(Data entries)
>>>>>

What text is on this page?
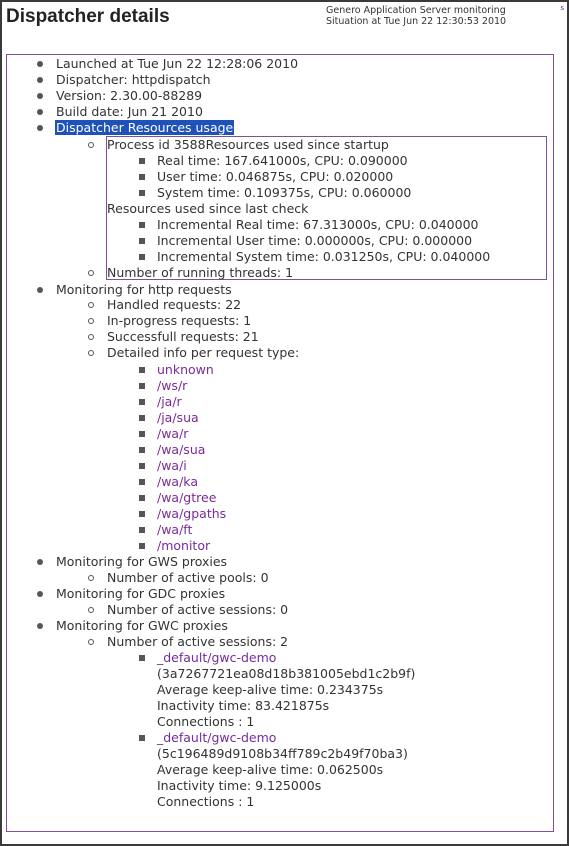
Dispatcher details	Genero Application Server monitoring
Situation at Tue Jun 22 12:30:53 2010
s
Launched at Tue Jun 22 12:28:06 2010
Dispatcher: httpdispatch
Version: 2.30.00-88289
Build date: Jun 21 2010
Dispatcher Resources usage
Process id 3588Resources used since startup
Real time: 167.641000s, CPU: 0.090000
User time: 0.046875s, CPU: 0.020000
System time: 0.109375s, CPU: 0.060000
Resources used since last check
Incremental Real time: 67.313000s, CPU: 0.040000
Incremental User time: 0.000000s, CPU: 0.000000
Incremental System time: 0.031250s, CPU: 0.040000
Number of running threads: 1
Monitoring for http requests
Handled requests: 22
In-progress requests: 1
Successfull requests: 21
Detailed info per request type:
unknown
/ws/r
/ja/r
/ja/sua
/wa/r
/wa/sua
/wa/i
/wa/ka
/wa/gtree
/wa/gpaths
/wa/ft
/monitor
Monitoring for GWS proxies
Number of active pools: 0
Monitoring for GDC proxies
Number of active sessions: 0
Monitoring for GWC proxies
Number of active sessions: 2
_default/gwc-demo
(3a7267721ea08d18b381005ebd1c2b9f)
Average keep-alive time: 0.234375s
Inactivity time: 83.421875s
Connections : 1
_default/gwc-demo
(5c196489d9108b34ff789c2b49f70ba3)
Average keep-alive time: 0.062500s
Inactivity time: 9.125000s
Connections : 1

<<<<<
>>>>>

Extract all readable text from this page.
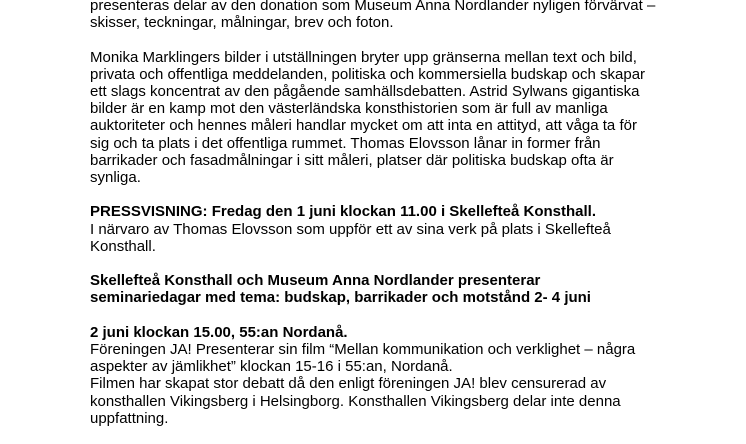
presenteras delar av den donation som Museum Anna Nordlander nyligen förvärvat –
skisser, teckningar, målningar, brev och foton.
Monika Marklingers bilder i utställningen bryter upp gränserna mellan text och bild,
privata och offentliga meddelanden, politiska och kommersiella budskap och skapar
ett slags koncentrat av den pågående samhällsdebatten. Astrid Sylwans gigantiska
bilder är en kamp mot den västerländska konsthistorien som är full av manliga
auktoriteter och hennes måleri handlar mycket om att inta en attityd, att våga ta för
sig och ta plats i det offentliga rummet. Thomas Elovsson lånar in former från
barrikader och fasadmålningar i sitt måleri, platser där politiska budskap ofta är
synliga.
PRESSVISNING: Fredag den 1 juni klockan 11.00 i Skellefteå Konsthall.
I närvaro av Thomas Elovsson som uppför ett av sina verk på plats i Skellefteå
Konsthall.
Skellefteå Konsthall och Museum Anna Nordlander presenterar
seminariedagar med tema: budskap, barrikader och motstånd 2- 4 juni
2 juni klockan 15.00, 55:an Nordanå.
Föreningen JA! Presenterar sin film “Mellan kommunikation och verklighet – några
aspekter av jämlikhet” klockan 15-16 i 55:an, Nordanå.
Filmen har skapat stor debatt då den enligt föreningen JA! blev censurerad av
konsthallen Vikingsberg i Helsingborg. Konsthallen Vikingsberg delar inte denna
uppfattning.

<<<<<
>>>>>

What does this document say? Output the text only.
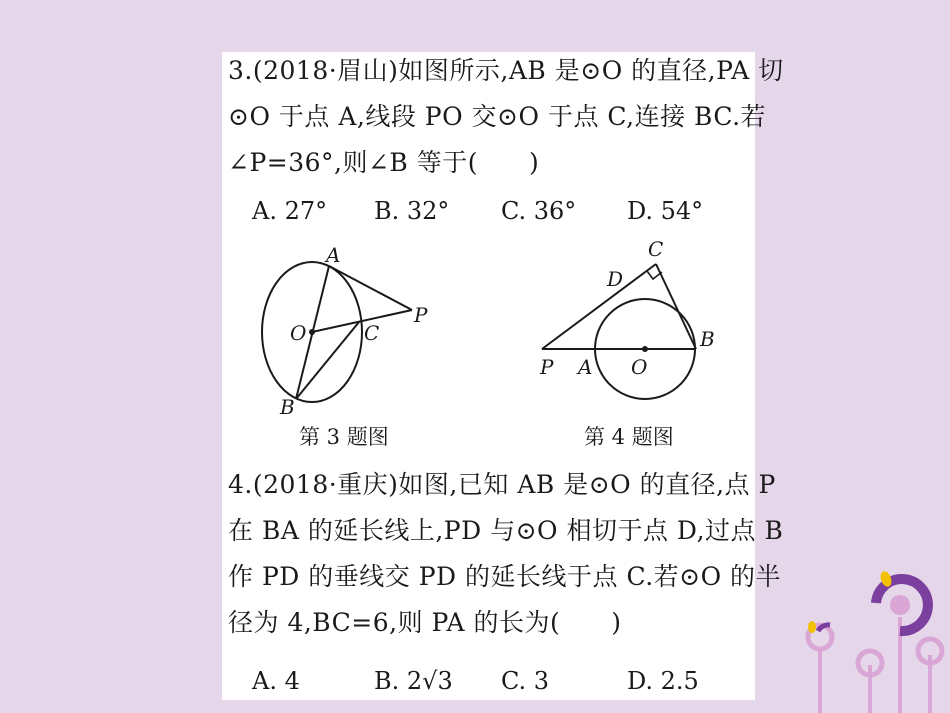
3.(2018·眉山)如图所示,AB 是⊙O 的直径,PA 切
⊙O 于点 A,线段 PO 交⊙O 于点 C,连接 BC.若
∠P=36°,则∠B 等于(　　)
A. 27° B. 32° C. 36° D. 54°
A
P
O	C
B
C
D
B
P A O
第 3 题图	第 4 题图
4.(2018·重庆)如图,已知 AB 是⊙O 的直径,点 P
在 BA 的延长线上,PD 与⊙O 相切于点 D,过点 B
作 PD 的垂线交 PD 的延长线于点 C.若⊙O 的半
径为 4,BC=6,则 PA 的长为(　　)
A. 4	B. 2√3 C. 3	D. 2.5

<<<<<

Task brief
Only a number is wanted: how many lines contain "politiska"?

Response to the exercise
2